─── Data for processing

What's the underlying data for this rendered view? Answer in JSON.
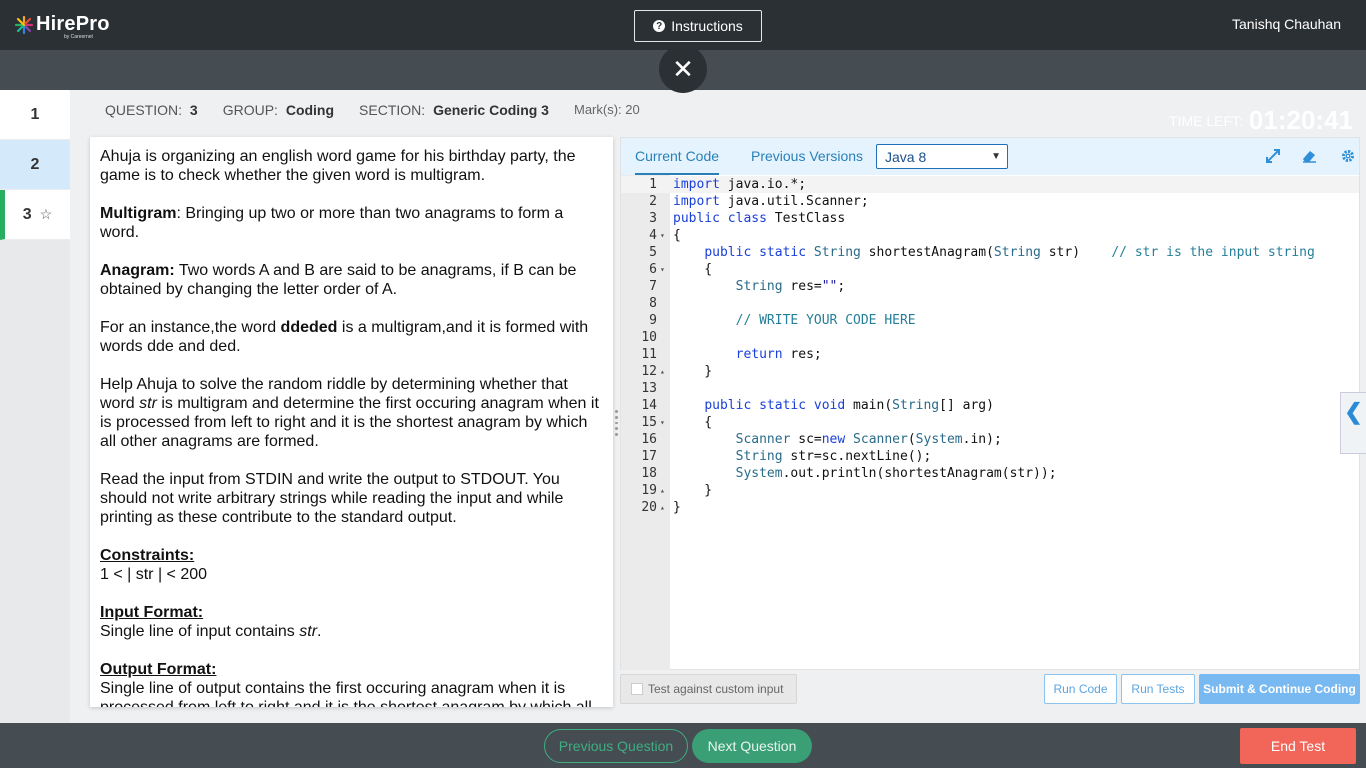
{
  "header": {
    "logo_text": "HirePro",
    "logo_sub": "by Careernet",
    "instructions_label": "Instructions",
    "user_name": "Tanishq Chauhan"
  },
  "timer": {
    "label": "TIME LEFT:",
    "value": "01:20:41"
  },
  "sidebar": {
    "questions": [
      {
        "number": "1",
        "state": "unvisited"
      },
      {
        "number": "2",
        "state": "visited"
      },
      {
        "number": "3",
        "state": "current"
      }
    ]
  },
  "meta": {
    "question_label": "QUESTION:",
    "question_value": "3",
    "group_label": "GROUP:",
    "group_value": "Coding",
    "section_label": "SECTION:",
    "section_value": "Generic Coding 3",
    "marks_label": "Mark(s):",
    "marks_value": "20"
  },
  "question": {
    "intro": "Ahuja is organizing an english word game for his birthday party, the game is to check whether the given word is multigram.",
    "multigram_term": "Multigram",
    "multigram_def": ": Bringing up two or more than two anagrams to form a word.",
    "anagram_term": "Anagram:",
    "anagram_def": " Two words A and B are said to be anagrams, if B can be obtained by changing the letter order of A.",
    "example_pre": "For an instance,the word ",
    "example_word": "ddeded",
    "example_post": " is a multigram,and it is formed with words dde and ded.",
    "task_pre": "Help Ahuja to solve the random riddle by determining whether that word ",
    "task_var": "str",
    "task_post": " is multigram and determine the first occuring anagram when it is processed from left to right and it is the shortest anagram by which all other anagrams are formed.",
    "io_note": "Read the input from STDIN and write the output to STDOUT. You should not write arbitrary strings while reading the input and while printing as these contribute to the standard output.",
    "constraints_heading": "Constraints:",
    "constraints_text": "1 < | str | < 200",
    "input_heading": "Input Format:",
    "input_pre": "Single line of input contains ",
    "input_var": "str",
    "input_post": ".",
    "output_heading": "Output Format:",
    "output_text": "Single line of output contains the first occuring anagram when it is processed from left to right and it is the shortest anagram by which all"
  },
  "editor": {
    "tab_current": "Current Code",
    "tab_previous": "Previous Versions",
    "language": "Java 8",
    "icons": [
      "expand-icon",
      "eraser-icon",
      "settings-icon"
    ],
    "lines": [
      {
        "n": "1",
        "fold": ""
      },
      {
        "n": "2",
        "fold": ""
      },
      {
        "n": "3",
        "fold": ""
      },
      {
        "n": "4",
        "fold": "▾"
      },
      {
        "n": "5",
        "fold": ""
      },
      {
        "n": "6",
        "fold": "▾"
      },
      {
        "n": "7",
        "fold": ""
      },
      {
        "n": "8",
        "fold": ""
      },
      {
        "n": "9",
        "fold": ""
      },
      {
        "n": "10",
        "fold": ""
      },
      {
        "n": "11",
        "fold": ""
      },
      {
        "n": "12",
        "fold": "▴"
      },
      {
        "n": "13",
        "fold": ""
      },
      {
        "n": "14",
        "fold": ""
      },
      {
        "n": "15",
        "fold": "▾"
      },
      {
        "n": "16",
        "fold": ""
      },
      {
        "n": "17",
        "fold": ""
      },
      {
        "n": "18",
        "fold": ""
      },
      {
        "n": "19",
        "fold": "▴"
      },
      {
        "n": "20",
        "fold": "▴"
      }
    ],
    "code": {
      "l1_kw": "import",
      "l1_rest": " java.io.*;",
      "l2_kw": "import",
      "l2_rest": " java.util.Scanner;",
      "l3_kw": "public class",
      "l3_rest": " TestClass",
      "l4": "{",
      "l5_indent": "    ",
      "l5_kw": "public static",
      "l5_sp": " ",
      "l5_ty": "String",
      "l5_mid": " shortestAnagram(",
      "l5_ty2": "String",
      "l5_end": " str)    ",
      "l5_cm": "// str is the input string",
      "l6": "    {",
      "l7_indent": "        ",
      "l7_ty": "String",
      "l7_mid": " res=",
      "l7_str": "\"\"",
      "l7_end": ";",
      "l8": "",
      "l9_indent": "        ",
      "l9_cm": "// WRITE YOUR CODE HERE",
      "l10": "",
      "l11_indent": "        ",
      "l11_kw": "return",
      "l11_end": " res;",
      "l12": "    }",
      "l13": "",
      "l14_indent": "    ",
      "l14_kw": "public static void",
      "l14_mid": " main(",
      "l14_ty": "String",
      "l14_end": "[] arg)",
      "l15": "    {",
      "l16_indent": "        ",
      "l16_ty": "Scanner",
      "l16_mid": " sc=",
      "l16_kw": "new",
      "l16_sp": " ",
      "l16_ty2": "Scanner",
      "l16_p": "(",
      "l16_ty3": "System",
      "l16_end": ".in);",
      "l17_indent": "        ",
      "l17_ty": "String",
      "l17_end": " str=sc.nextLine();",
      "l18_indent": "        ",
      "l18_ty": "System",
      "l18_end": ".out.println(shortestAnagram(str));",
      "l19": "    }",
      "l20": "}"
    }
  },
  "footer": {
    "custom_input_label": "Test against custom input",
    "run_code": "Run Code",
    "run_tests": "Run Tests",
    "submit": "Submit & Continue Coding"
  },
  "nav": {
    "previous": "Previous Question",
    "next": "Next Question",
    "end": "End Test"
  }
}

──────

*What the exercise asks*
Write out the records above exactly as they stand, leaving out every picture.

*In response*
What's the underlying data for this rendered view? Answer in JSON.
{
  "header": {
    "logo_text": "HirePro",
    "logo_sub": "by Careernet",
    "instructions_label": "Instructions",
    "user_name": "Tanishq Chauhan"
  },
  "timer": {
    "label": "TIME LEFT:",
    "value": "01:20:41"
  },
  "sidebar": {
    "questions": [
      {
        "number": "1",
        "state": "unvisited"
      },
      {
        "number": "2",
        "state": "visited"
      },
      {
        "number": "3",
        "state": "current"
      }
    ]
  },
  "meta": {
    "question_label": "QUESTION:",
    "question_value": "3",
    "group_label": "GROUP:",
    "group_value": "Coding",
    "section_label": "SECTION:",
    "section_value": "Generic Coding 3",
    "marks_label": "Mark(s):",
    "marks_value": "20"
  },
  "question": {
    "intro": "Ahuja is organizing an english word game for his birthday party, the game is to check whether the given word is multigram.",
    "multigram_term": "Multigram",
    "multigram_def": ": Bringing up two or more than two anagrams to form a word.",
    "anagram_term": "Anagram:",
    "anagram_def": " Two words A and B are said to be anagrams, if B can be obtained by changing the letter order of A.",
    "example_pre": "For an instance,the word ",
    "example_word": "ddeded",
    "example_post": " is a multigram,and it is formed with words dde and ded.",
    "task_pre": "Help Ahuja to solve the random riddle by determining whether that word ",
    "task_var": "str",
    "task_post": " is multigram and determine the first occuring anagram when it is processed from left to right and it is the shortest anagram by which all other anagrams are formed.",
    "io_note": "Read the input from STDIN and write the output to STDOUT. You should not write arbitrary strings while reading the input and while printing as these contribute to the standard output.",
    "constraints_heading": "Constraints:",
    "constraints_text": "1 < | str | < 200",
    "input_heading": "Input Format:",
    "input_pre": "Single line of input contains ",
    "input_var": "str",
    "input_post": ".",
    "output_heading": "Output Format:",
    "output_text": "Single line of output contains the first occuring anagram when it is processed from left to right and it is the shortest anagram by which all"
  },
  "editor": {
    "tab_current": "Current Code",
    "tab_previous": "Previous Versions",
    "language": "Java 8",
    "icons": [
      "expand-icon",
      "eraser-icon",
      "settings-icon"
    ],
    "lines": [
      {
        "n": "1",
        "fold": ""
      },
      {
        "n": "2",
        "fold": ""
      },
      {
        "n": "3",
        "fold": ""
      },
      {
        "n": "4",
        "fold": "▾"
      },
      {
        "n": "5",
        "fold": ""
      },
      {
        "n": "6",
        "fold": "▾"
      },
      {
        "n": "7",
        "fold": ""
      },
      {
        "n": "8",
        "fold": ""
      },
      {
        "n": "9",
        "fold": ""
      },
      {
        "n": "10",
        "fold": ""
      },
      {
        "n": "11",
        "fold": ""
      },
      {
        "n": "12",
        "fold": "▴"
      },
      {
        "n": "13",
        "fold": ""
      },
      {
        "n": "14",
        "fold": ""
      },
      {
        "n": "15",
        "fold": "▾"
      },
      {
        "n": "16",
        "fold": ""
      },
      {
        "n": "17",
        "fold": ""
      },
      {
        "n": "18",
        "fold": ""
      },
      {
        "n": "19",
        "fold": "▴"
      },
      {
        "n": "20",
        "fold": "▴"
      }
    ],
    "code": {
      "l1_kw": "import",
      "l1_rest": " java.io.*;",
      "l2_kw": "import",
      "l2_rest": " java.util.Scanner;",
      "l3_kw": "public class",
      "l3_rest": " TestClass",
      "l4": "{",
      "l5_indent": "    ",
      "l5_kw": "public static",
      "l5_sp": " ",
      "l5_ty": "String",
      "l5_mid": " shortestAnagram(",
      "l5_ty2": "String",
      "l5_end": " str)    ",
      "l5_cm": "// str is the input string",
      "l6": "    {",
      "l7_indent": "        ",
      "l7_ty": "String",
      "l7_mid": " res=",
      "l7_str": "\"\"",
      "l7_end": ";",
      "l8": "",
      "l9_indent": "        ",
      "l9_cm": "// WRITE YOUR CODE HERE",
      "l10": "",
      "l11_indent": "        ",
      "l11_kw": "return",
      "l11_end": " res;",
      "l12": "    }",
      "l13": "",
      "l14_indent": "    ",
      "l14_kw": "public static void",
      "l14_mid": " main(",
      "l14_ty": "String",
      "l14_end": "[] arg)",
      "l15": "    {",
      "l16_indent": "        ",
      "l16_ty": "Scanner",
      "l16_mid": " sc=",
      "l16_kw": "new",
      "l16_sp": " ",
      "l16_ty2": "Scanner",
      "l16_p": "(",
      "l16_ty3": "System",
      "l16_end": ".in);",
      "l17_indent": "        ",
      "l17_ty": "String",
      "l17_end": " str=sc.nextLine();",
      "l18_indent": "        ",
      "l18_ty": "System",
      "l18_end": ".out.println(shortestAnagram(str));",
      "l19": "    }",
      "l20": "}"
    }
  },
  "footer": {
    "custom_input_label": "Test against custom input",
    "run_code": "Run Code",
    "run_tests": "Run Tests",
    "submit": "Submit & Continue Coding"
  },
  "nav": {
    "previous": "Previous Question",
    "next": "Next Question",
    "end": "End Test"
  }
}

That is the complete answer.